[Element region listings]
= = =

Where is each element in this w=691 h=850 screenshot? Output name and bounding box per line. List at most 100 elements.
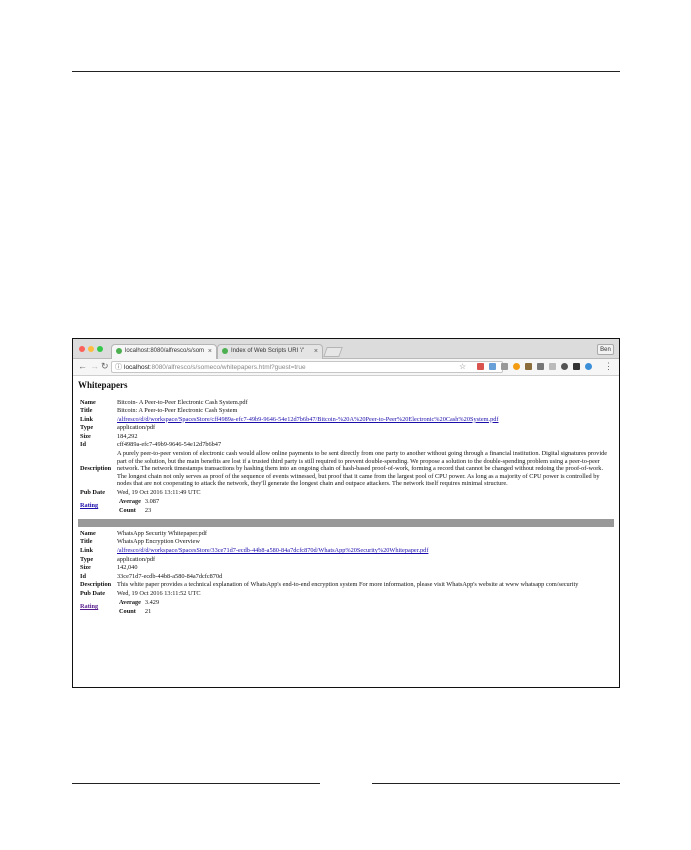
record-row-link: Link /alfresco/d/d/workspace/SpacesStore… (78, 415, 614, 424)
url-host: localhost (124, 364, 150, 371)
rating-table: Average 3.429 Count 21 (117, 599, 161, 616)
tab-title: localhost:8080/alfresco/s/som (125, 348, 205, 354)
top-rule (72, 71, 620, 72)
rating-table: Average 3.087 Count 23 (117, 498, 161, 515)
new-tab-button[interactable] (323, 347, 343, 357)
record-row-description: Description A purely peer-to-peer versio… (78, 450, 614, 489)
whitepaper-record: Name Bitcoin- A Peer-to-Peer Electronic … (78, 398, 614, 515)
field-label: Name (80, 529, 96, 537)
count-value: 21 (144, 607, 152, 615)
field-label: Description (80, 465, 112, 473)
field-value: Bitcoin: A Peer-to-Peer Electronic Cash … (117, 407, 238, 415)
record-row-name: Name WhatsApp Security Whitepaper.pdf (78, 529, 614, 538)
record-row-size: Size 184,292 (78, 432, 614, 441)
camera-extension-icon[interactable] (501, 363, 508, 370)
whitepaper-record: Name WhatsApp Security Whitepaper.pdf Ti… (78, 529, 614, 616)
close-tab-icon[interactable]: × (314, 345, 318, 358)
record-row-description: Description This white paper provides a … (78, 581, 614, 590)
count-label: Count (119, 506, 136, 514)
info-icon[interactable]: ⓘ (115, 362, 122, 372)
field-value: 184,292 (117, 432, 138, 440)
average-value: 3.087 (144, 498, 160, 506)
footnote-rule-left (72, 783, 320, 784)
field-value: Bitcoin- A Peer-to-Peer Electronic Cash … (117, 398, 248, 406)
average-label: Average (119, 599, 141, 607)
record-separator (78, 519, 614, 528)
record-row-id: Id 33ce71d7-ecdb-44b8-a580-84a7dcfc870d (78, 572, 614, 581)
field-value: Wed, 19 Oct 2016 13:11:49 UTC (117, 489, 201, 497)
back-arrow-icon[interactable]: ← (78, 361, 87, 371)
field-value: cff4989a-efc7-49b9-9646-54e12d7b6b47 (117, 441, 222, 449)
field-label: Title (80, 407, 93, 415)
minimize-window-icon[interactable] (88, 346, 94, 352)
field-label: Link (80, 415, 93, 423)
record-row-pub-date: Pub Date Wed, 19 Oct 2016 13:11:49 UTC (78, 489, 614, 498)
average-label: Average (119, 498, 141, 506)
url-path: :8080/alfresco/s/someco/whitepapers.html… (149, 364, 306, 371)
reload-icon[interactable]: ↻ (101, 361, 109, 372)
field-label: Link (80, 547, 93, 554)
field-label: Pub Date (80, 489, 106, 497)
record-row-rating: Rating Average 3.087 Count 23 (78, 497, 614, 515)
tab-web-scripts-index[interactable]: Index of Web Scripts URI '/' × (217, 344, 323, 359)
reader-extension-icon[interactable] (549, 363, 556, 370)
footnote-rule-right (372, 783, 620, 784)
record-row-link: Link /alfresco/d/d/workspace/SpacesStore… (78, 547, 614, 556)
average-value: 3.429 (144, 599, 160, 607)
page-content: Whitepapers Name Bitcoin- A Peer-to-Peer… (78, 378, 614, 616)
profile-button[interactable]: Ben (597, 344, 614, 355)
record-row-title: Title WhatsApp Encryption Overview (78, 538, 614, 547)
field-label: Size (80, 432, 91, 440)
download-link[interactable]: /alfresco/d/d/workspace/SpacesStore/33ce… (117, 547, 428, 554)
field-value: A purely peer-to-peer version of electro… (117, 450, 608, 488)
hat-extension-icon[interactable] (561, 363, 568, 370)
rating-link[interactable]: Rating (80, 502, 98, 509)
tab-whitepapers[interactable]: localhost:8080/alfresco/s/som × (111, 344, 217, 359)
count-label: Count (119, 607, 136, 615)
globe-extension-icon[interactable] (585, 363, 592, 370)
field-label: Pub Date (80, 589, 106, 597)
field-value: application/pdf (117, 424, 156, 432)
chrome-favicon-icon (116, 348, 122, 354)
tab-bar: localhost:8080/alfresco/s/som × Index of… (73, 339, 619, 359)
forward-arrow-icon[interactable]: → (90, 361, 99, 371)
field-value: 33ce71d7-ecdb-44b8-a580-84a7dcfc870d (117, 572, 223, 580)
bookmark-star-icon[interactable]: ☆ (459, 362, 466, 371)
record-row-pub-date: Pub Date Wed, 19 Oct 2016 13:11:52 UTC (78, 589, 614, 598)
field-value: WhatsApp Security Whitepaper.pdf (117, 529, 207, 537)
record-row-rating: Rating Average 3.429 Count 21 (78, 598, 614, 616)
briefcase-extension-icon[interactable] (525, 363, 532, 370)
close-tab-icon[interactable]: × (208, 345, 212, 358)
field-label: Id (80, 572, 86, 580)
mail-extension-icon[interactable] (489, 363, 496, 370)
field-value: WhatsApp Encryption Overview (117, 538, 200, 546)
calendar-extension-icon[interactable] (477, 363, 484, 370)
chrome-favicon-icon (222, 348, 228, 354)
record-row-name: Name Bitcoin- A Peer-to-Peer Electronic … (78, 398, 614, 407)
field-label: Type (80, 555, 94, 563)
field-label: Type (80, 424, 94, 432)
zoom-window-icon[interactable] (97, 346, 103, 352)
record-row-type: Type application/pdf (78, 424, 614, 433)
record-row-type: Type application/pdf (78, 555, 614, 564)
field-label: Size (80, 564, 91, 572)
address-bar[interactable]: ⓘ localhost:8080/alfresco/s/someco/whitep… (111, 361, 503, 373)
rating-link[interactable]: Rating (80, 603, 98, 610)
tab-title: Index of Web Scripts URI '/' (231, 348, 304, 354)
pocket-extension-icon[interactable] (513, 363, 520, 370)
field-value: application/pdf (117, 555, 156, 563)
close-window-icon[interactable] (79, 346, 85, 352)
record-row-size: Size 142,040 (78, 564, 614, 573)
count-value: 23 (144, 506, 152, 514)
dark-extension-icon[interactable] (573, 363, 580, 370)
field-value: 142,040 (117, 564, 138, 572)
screenshot-extension-icon[interactable] (537, 363, 544, 370)
field-value: This white paper provides a technical ex… (117, 581, 579, 589)
download-link[interactable]: /alfresco/d/d/workspace/SpacesStore/cff4… (117, 416, 499, 423)
browser-screenshot: localhost:8080/alfresco/s/som × Index of… (72, 338, 620, 688)
field-label: Title (80, 538, 93, 546)
browser-menu-icon[interactable]: ⋮ (604, 361, 613, 372)
field-value: Wed, 19 Oct 2016 13:11:52 UTC (117, 589, 201, 597)
record-row-title: Title Bitcoin: A Peer-to-Peer Electronic… (78, 407, 614, 416)
field-label: Description (80, 581, 112, 589)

= = =

**JOB:** Change every "field-value" in the records to "field-text" and leave all other text unchanged. Leave out the pictures.

**RESPONSE BELOW:**
Where is each element in this w=691 h=850 screenshot? Output name and bounding box per line. List at most 100 elements.
record-row-link: Link /alfresco/d/d/workspace/SpacesStore… (78, 415, 614, 424)
url-host: localhost (124, 364, 150, 371)
rating-table: Average 3.429 Count 21 (117, 599, 161, 616)
tab-title: localhost:8080/alfresco/s/som (125, 348, 205, 354)
top-rule (72, 71, 620, 72)
rating-table: Average 3.087 Count 23 (117, 498, 161, 515)
new-tab-button[interactable] (323, 347, 343, 357)
record-row-description: Description A purely peer-to-peer versio… (78, 450, 614, 489)
whitepaper-record: Name Bitcoin- A Peer-to-Peer Electronic … (78, 398, 614, 515)
field-label: Name (80, 529, 96, 537)
count-value: 21 (144, 607, 152, 615)
field-label: Description (80, 465, 112, 473)
field-text: Bitcoin: A Peer-to-Peer Electronic Cash … (117, 407, 238, 415)
record-row-name: Name WhatsApp Security Whitepaper.pdf (78, 529, 614, 538)
record-row-size: Size 184,292 (78, 432, 614, 441)
camera-extension-icon[interactable] (501, 363, 508, 370)
whitepaper-record: Name WhatsApp Security Whitepaper.pdf Ti… (78, 529, 614, 616)
close-tab-icon[interactable]: × (314, 345, 318, 358)
record-row-description: Description This white paper provides a … (78, 581, 614, 590)
count-label: Count (119, 506, 136, 514)
info-icon[interactable]: ⓘ (115, 362, 122, 372)
field-text: 184,292 (117, 432, 138, 440)
average-value: 3.087 (144, 498, 160, 506)
footnote-rule-left (72, 783, 320, 784)
field-text: Bitcoin- A Peer-to-Peer Electronic Cash … (117, 398, 248, 406)
average-label: Average (119, 599, 141, 607)
record-separator (78, 519, 614, 528)
record-row-id: Id 33ce71d7-ecdb-44b8-a580-84a7dcfc870d (78, 572, 614, 581)
field-text: Wed, 19 Oct 2016 13:11:49 UTC (117, 489, 201, 497)
back-arrow-icon[interactable]: ← (78, 361, 87, 371)
field-text: cff4989a-efc7-49b9-9646-54e12d7b6b47 (117, 441, 222, 449)
field-label: Title (80, 407, 93, 415)
minimize-window-icon[interactable] (88, 346, 94, 352)
field-label: Link (80, 415, 93, 423)
record-row-pub-date: Pub Date Wed, 19 Oct 2016 13:11:49 UTC (78, 489, 614, 498)
average-label: Average (119, 498, 141, 506)
url-path: :8080/alfresco/s/someco/whitepapers.html… (149, 364, 306, 371)
reload-icon[interactable]: ↻ (101, 361, 109, 372)
field-label: Link (80, 547, 93, 554)
field-label: Pub Date (80, 489, 106, 497)
record-row-rating: Rating Average 3.087 Count 23 (78, 497, 614, 515)
tab-web-scripts-index[interactable]: Index of Web Scripts URI '/' × (217, 344, 323, 359)
reader-extension-icon[interactable] (549, 363, 556, 370)
footnote-rule-right (372, 783, 620, 784)
record-row-link: Link /alfresco/d/d/workspace/SpacesStore… (78, 547, 614, 556)
average-value: 3.429 (144, 599, 160, 607)
page-content: Whitepapers Name Bitcoin- A Peer-to-Peer… (78, 378, 614, 616)
profile-button[interactable]: Ben (597, 344, 614, 355)
record-row-title: Title WhatsApp Encryption Overview (78, 538, 614, 547)
field-label: Size (80, 432, 91, 440)
download-link[interactable]: /alfresco/d/d/workspace/SpacesStore/33ce… (117, 547, 428, 554)
field-text: A purely peer-to-peer version of electro… (117, 450, 608, 488)
hat-extension-icon[interactable] (561, 363, 568, 370)
rating-link[interactable]: Rating (80, 502, 98, 509)
tab-whitepapers[interactable]: localhost:8080/alfresco/s/som × (111, 344, 217, 359)
count-label: Count (119, 607, 136, 615)
globe-extension-icon[interactable] (585, 363, 592, 370)
field-label: Pub Date (80, 589, 106, 597)
field-text: application/pdf (117, 424, 156, 432)
chrome-favicon-icon (116, 348, 122, 354)
tab-bar: localhost:8080/alfresco/s/som × Index of… (73, 339, 619, 359)
forward-arrow-icon[interactable]: → (90, 361, 99, 371)
field-text: 33ce71d7-ecdb-44b8-a580-84a7dcfc870d (117, 572, 223, 580)
bookmark-star-icon[interactable]: ☆ (459, 362, 466, 371)
record-row-pub-date: Pub Date Wed, 19 Oct 2016 13:11:52 UTC (78, 589, 614, 598)
field-text: WhatsApp Security Whitepaper.pdf (117, 529, 207, 537)
record-row-rating: Rating Average 3.429 Count 21 (78, 598, 614, 616)
briefcase-extension-icon[interactable] (525, 363, 532, 370)
close-tab-icon[interactable]: × (208, 345, 212, 358)
field-label: Id (80, 572, 86, 580)
mail-extension-icon[interactable] (489, 363, 496, 370)
field-text: WhatsApp Encryption Overview (117, 538, 200, 546)
calendar-extension-icon[interactable] (477, 363, 484, 370)
chrome-favicon-icon (222, 348, 228, 354)
record-row-name: Name Bitcoin- A Peer-to-Peer Electronic … (78, 398, 614, 407)
field-label: Type (80, 555, 94, 563)
field-label: Type (80, 424, 94, 432)
zoom-window-icon[interactable] (97, 346, 103, 352)
record-row-type: Type application/pdf (78, 424, 614, 433)
record-row-type: Type application/pdf (78, 555, 614, 564)
field-label: Size (80, 564, 91, 572)
address-bar[interactable]: ⓘ localhost:8080/alfresco/s/someco/whitep… (111, 361, 503, 373)
rating-link[interactable]: Rating (80, 603, 98, 610)
tab-title: Index of Web Scripts URI '/' (231, 348, 304, 354)
pocket-extension-icon[interactable] (513, 363, 520, 370)
field-text: application/pdf (117, 555, 156, 563)
close-window-icon[interactable] (79, 346, 85, 352)
record-row-size: Size 142,040 (78, 564, 614, 573)
count-value: 23 (144, 506, 152, 514)
dark-extension-icon[interactable] (573, 363, 580, 370)
field-text: 142,040 (117, 564, 138, 572)
screenshot-extension-icon[interactable] (537, 363, 544, 370)
field-text: This white paper provides a technical ex… (117, 581, 579, 589)
download-link[interactable]: /alfresco/d/d/workspace/SpacesStore/cff4… (117, 416, 499, 423)
browser-screenshot: localhost:8080/alfresco/s/som × Index of… (72, 338, 620, 688)
field-label: Title (80, 538, 93, 546)
browser-menu-icon[interactable]: ⋮ (604, 361, 613, 372)
field-text: Wed, 19 Oct 2016 13:11:52 UTC (117, 589, 201, 597)
record-row-title: Title Bitcoin: A Peer-to-Peer Electronic… (78, 407, 614, 416)
field-label: Description (80, 581, 112, 589)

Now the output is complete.